◆ **BRIEF**
Extract the text of each entry below exactly, leaving every image behind.

##### RECORDS FOR THE EXERCISE #####

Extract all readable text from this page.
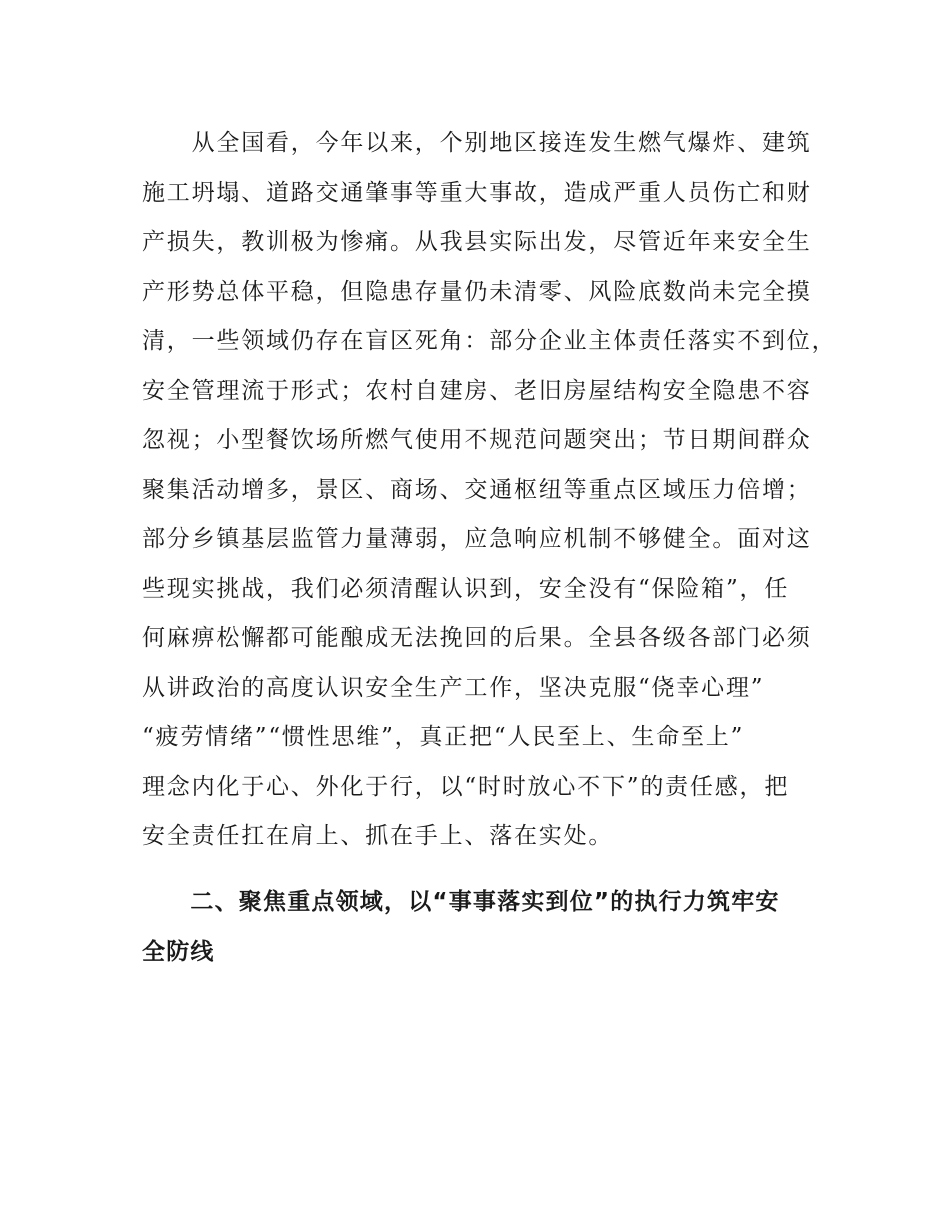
　　从全国看，今年以来，个别地区接连发生燃气爆炸、建筑
施工坍塌、道路交通肇事等重大事故，造成严重人员伤亡和财
产损失，教训极为惨痛。从我县实际出发，尽管近年来安全生
产形势总体平稳，但隐患存量仍未清零、风险底数尚未完全摸
清，一些领域仍存在盲区死角：部分企业主体责任落实不到位，
安全管理流于形式；农村自建房、老旧房屋结构安全隐患不容
忽视；小型餐饮场所燃气使用不规范问题突出；节日期间群众
聚集活动增多，景区、商场、交通枢纽等重点区域压力倍增；
部分乡镇基层监管力量薄弱，应急响应机制不够健全。面对这
些现实挑战，我们必须清醒认识到，安全没有“保险箱”，任
何麻痹松懈都可能酿成无法挽回的后果。全县各级各部门必须
从讲政治的高度认识安全生产工作，坚决克服“侥幸心理”
“疲劳情绪”“惯性思维”，真正把“人民至上、生命至上”
理念内化于心、外化于行，以“时时放心不下”的责任感，把
安全责任扛在肩上、抓在手上、落在实处。
　　二、聚焦重点领域，以“事事落实到位”的执行力筑牢安
全防线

#####

◆ **RESPONSE**
Extract all readable text from this page.
　　从全国看，今年以来，个别地区接连发生燃气爆炸、建筑
施工坍塌、道路交通肇事等重大事故，造成严重人员伤亡和财
产损失，教训极为惨痛。从我县实际出发，尽管近年来安全生
产形势总体平稳，但隐患存量仍未清零、风险底数尚未完全摸
清，一些领域仍存在盲区死角：部分企业主体责任落实不到位，
安全管理流于形式；农村自建房、老旧房屋结构安全隐患不容
忽视；小型餐饮场所燃气使用不规范问题突出；节日期间群众
聚集活动增多，景区、商场、交通枢纽等重点区域压力倍增；
部分乡镇基层监管力量薄弱，应急响应机制不够健全。面对这
些现实挑战，我们必须清醒认识到，安全没有“保险箱”，任
何麻痹松懈都可能酿成无法挽回的后果。全县各级各部门必须
从讲政治的高度认识安全生产工作，坚决克服“侥幸心理”
“疲劳情绪”“惯性思维”，真正把“人民至上、生命至上”
理念内化于心、外化于行，以“时时放心不下”的责任感，把
安全责任扛在肩上、抓在手上、落在实处。
　　二、聚焦重点领域，以“事事落实到位”的执行力筑牢安
全防线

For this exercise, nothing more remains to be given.